> TASK DETAILS
Pull out all lines from the listing below in which the word "Pinehurst" appears.

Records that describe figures
★ ★ ★ ★

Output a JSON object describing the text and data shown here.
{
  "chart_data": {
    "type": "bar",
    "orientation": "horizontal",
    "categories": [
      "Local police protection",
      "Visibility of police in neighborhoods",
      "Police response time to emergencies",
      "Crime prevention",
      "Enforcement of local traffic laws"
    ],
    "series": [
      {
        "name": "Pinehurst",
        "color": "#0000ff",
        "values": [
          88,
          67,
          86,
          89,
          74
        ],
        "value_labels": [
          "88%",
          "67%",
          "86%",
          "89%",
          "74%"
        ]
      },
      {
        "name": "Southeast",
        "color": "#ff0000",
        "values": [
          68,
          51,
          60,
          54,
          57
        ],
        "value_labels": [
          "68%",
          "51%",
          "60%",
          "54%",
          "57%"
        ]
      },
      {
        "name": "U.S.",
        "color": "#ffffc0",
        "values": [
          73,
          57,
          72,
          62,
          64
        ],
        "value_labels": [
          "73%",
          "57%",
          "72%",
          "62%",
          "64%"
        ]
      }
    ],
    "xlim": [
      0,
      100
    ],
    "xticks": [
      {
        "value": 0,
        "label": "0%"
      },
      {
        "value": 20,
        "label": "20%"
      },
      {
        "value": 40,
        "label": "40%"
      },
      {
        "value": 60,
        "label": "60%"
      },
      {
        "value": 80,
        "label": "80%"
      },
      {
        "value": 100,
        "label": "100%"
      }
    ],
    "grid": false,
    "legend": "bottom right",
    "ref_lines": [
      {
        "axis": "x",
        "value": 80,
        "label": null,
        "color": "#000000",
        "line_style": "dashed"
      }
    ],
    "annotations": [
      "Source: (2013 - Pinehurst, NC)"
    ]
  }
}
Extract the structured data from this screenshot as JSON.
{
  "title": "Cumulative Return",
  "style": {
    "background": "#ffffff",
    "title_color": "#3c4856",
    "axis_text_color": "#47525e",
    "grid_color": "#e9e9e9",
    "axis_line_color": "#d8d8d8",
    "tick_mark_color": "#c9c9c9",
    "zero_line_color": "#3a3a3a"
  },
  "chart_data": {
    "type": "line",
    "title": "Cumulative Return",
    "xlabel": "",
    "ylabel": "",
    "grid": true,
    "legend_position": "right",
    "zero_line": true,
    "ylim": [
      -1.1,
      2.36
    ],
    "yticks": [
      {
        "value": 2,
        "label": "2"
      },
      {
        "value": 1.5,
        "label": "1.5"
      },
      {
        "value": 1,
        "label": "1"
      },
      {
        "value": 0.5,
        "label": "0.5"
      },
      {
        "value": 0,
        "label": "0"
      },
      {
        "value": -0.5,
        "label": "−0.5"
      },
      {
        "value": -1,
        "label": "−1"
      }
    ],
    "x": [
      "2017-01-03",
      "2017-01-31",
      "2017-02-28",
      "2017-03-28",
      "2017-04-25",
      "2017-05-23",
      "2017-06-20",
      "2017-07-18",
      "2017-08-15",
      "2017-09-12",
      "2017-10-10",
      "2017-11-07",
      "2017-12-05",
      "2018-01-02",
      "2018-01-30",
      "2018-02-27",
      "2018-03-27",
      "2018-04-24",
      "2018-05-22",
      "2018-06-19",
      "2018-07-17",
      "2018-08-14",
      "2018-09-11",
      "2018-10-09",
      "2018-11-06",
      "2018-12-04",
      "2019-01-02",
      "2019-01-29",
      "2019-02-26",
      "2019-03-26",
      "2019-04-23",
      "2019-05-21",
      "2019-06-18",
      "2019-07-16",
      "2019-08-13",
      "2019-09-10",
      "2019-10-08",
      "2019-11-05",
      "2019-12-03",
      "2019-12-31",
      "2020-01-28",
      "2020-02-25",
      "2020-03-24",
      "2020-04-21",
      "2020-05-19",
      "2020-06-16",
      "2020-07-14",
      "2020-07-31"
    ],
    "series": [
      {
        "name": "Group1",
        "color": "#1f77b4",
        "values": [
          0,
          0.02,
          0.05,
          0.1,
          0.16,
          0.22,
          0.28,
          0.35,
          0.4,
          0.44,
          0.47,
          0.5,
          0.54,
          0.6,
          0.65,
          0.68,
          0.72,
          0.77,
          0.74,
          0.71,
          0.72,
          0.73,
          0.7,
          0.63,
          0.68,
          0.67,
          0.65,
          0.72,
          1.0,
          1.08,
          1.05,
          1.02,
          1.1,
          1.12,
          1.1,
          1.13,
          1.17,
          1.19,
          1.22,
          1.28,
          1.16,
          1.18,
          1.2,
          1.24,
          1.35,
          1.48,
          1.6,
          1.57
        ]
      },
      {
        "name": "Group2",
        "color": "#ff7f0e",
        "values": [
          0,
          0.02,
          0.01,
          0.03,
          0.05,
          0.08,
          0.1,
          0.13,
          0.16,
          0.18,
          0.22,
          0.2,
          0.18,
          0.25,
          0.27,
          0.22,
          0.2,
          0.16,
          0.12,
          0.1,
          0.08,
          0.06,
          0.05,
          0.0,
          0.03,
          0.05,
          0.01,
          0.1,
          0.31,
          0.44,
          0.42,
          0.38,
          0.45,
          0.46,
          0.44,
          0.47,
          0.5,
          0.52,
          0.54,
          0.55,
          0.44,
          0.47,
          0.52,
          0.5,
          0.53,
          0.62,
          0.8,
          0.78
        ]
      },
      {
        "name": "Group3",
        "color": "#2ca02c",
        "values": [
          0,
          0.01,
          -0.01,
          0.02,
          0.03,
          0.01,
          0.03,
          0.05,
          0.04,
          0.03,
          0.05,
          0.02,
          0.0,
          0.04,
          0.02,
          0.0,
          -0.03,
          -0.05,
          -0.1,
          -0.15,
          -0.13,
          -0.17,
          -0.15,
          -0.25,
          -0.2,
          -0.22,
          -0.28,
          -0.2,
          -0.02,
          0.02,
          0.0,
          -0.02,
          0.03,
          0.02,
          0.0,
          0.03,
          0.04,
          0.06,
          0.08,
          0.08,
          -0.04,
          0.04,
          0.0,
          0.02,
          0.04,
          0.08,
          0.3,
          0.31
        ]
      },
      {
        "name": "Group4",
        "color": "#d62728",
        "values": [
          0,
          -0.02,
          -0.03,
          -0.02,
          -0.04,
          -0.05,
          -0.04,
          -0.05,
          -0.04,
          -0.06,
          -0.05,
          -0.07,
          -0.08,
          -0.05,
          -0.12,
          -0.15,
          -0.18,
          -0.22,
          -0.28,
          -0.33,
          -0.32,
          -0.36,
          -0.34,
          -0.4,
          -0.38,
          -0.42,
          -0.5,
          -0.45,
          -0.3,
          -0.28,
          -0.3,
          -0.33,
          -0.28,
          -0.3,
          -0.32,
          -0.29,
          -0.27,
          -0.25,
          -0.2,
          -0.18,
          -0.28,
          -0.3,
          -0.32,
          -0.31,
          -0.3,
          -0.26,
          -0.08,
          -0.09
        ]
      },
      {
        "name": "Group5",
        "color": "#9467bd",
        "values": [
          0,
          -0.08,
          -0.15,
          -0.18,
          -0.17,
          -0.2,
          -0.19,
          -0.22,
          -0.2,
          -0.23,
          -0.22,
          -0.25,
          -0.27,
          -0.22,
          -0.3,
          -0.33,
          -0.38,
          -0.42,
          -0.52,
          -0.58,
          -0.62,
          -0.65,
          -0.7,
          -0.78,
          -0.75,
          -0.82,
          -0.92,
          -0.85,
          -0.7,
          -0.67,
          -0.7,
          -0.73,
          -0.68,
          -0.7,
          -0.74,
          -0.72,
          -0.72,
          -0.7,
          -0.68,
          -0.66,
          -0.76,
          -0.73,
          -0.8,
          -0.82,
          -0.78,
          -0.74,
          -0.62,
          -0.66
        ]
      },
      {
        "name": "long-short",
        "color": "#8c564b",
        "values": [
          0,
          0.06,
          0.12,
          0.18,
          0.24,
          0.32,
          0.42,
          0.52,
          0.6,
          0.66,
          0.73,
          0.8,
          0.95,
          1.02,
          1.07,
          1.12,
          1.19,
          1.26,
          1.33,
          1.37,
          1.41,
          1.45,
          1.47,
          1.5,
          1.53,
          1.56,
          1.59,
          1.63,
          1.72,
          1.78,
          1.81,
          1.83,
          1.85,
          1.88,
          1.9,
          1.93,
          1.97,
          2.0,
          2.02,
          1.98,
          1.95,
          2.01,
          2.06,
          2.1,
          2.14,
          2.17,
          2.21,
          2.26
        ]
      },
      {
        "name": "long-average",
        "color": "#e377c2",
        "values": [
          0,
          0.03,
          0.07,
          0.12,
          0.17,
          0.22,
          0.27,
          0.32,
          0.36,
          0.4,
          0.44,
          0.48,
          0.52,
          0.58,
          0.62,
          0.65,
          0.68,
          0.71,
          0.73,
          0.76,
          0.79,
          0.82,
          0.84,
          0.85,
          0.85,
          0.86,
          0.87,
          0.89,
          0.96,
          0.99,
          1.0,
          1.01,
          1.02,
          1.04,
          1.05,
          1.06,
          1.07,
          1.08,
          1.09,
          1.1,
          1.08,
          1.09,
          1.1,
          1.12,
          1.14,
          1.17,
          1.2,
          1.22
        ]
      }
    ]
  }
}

★ ★ ★ ★

> COMPLETE ANSWER
        "name": "Pinehurst",
      "Source: (2013 - Pinehurst, NC)"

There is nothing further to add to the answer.